## Entries supplied

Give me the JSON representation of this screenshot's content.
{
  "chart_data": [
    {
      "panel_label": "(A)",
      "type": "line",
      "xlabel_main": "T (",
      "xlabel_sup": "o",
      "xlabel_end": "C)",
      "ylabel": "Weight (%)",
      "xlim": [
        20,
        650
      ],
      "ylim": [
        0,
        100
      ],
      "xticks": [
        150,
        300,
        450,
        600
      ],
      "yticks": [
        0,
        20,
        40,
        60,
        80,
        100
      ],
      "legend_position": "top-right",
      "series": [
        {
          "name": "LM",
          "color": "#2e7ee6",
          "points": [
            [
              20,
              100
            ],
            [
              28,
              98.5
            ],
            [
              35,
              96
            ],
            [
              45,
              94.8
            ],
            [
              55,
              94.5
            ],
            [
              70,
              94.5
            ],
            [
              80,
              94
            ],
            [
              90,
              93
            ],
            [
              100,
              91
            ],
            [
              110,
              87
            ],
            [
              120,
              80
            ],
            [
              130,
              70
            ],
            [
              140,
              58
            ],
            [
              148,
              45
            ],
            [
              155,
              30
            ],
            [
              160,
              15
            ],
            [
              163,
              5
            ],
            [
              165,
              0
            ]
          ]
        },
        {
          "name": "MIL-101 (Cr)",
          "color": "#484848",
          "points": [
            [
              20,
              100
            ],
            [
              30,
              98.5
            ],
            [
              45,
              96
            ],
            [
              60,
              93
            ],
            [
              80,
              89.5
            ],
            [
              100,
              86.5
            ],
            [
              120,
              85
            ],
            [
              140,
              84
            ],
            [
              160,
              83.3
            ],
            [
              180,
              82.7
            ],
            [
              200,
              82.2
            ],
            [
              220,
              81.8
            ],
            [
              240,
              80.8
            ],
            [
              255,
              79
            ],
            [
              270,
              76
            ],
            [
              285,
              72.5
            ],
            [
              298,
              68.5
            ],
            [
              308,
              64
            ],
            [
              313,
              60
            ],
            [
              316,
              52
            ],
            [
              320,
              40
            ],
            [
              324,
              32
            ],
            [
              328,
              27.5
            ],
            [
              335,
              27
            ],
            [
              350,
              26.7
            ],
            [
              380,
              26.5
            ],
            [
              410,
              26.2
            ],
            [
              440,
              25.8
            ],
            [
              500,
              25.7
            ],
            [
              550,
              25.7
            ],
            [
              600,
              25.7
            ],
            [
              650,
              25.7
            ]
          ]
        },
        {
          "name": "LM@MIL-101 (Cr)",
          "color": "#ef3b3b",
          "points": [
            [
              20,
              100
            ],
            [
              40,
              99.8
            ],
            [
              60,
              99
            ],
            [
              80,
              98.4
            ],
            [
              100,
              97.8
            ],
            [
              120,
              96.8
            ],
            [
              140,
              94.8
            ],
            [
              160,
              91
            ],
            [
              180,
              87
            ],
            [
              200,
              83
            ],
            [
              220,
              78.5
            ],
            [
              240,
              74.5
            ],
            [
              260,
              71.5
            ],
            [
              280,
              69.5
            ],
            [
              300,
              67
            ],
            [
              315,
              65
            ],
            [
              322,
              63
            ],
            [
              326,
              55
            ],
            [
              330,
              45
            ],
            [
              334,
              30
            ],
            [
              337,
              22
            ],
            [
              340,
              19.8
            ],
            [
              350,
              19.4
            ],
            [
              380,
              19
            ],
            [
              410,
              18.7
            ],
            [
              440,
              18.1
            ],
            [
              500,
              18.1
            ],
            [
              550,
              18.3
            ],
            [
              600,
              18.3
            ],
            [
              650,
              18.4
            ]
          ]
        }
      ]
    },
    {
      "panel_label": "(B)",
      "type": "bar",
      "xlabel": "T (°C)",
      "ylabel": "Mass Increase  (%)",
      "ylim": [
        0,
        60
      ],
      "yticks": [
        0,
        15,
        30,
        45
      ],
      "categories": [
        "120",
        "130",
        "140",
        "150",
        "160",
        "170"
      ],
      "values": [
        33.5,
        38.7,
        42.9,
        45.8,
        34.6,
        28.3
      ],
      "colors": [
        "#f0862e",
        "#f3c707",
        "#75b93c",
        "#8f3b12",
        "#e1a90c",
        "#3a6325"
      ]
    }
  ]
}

## Exercise
Track down every line of the material containing the string "name", and copy it.

## Response
          "name": "LM",
          "name": "MIL-101 (Cr)",
          "name": "LM@MIL-101 (Cr)",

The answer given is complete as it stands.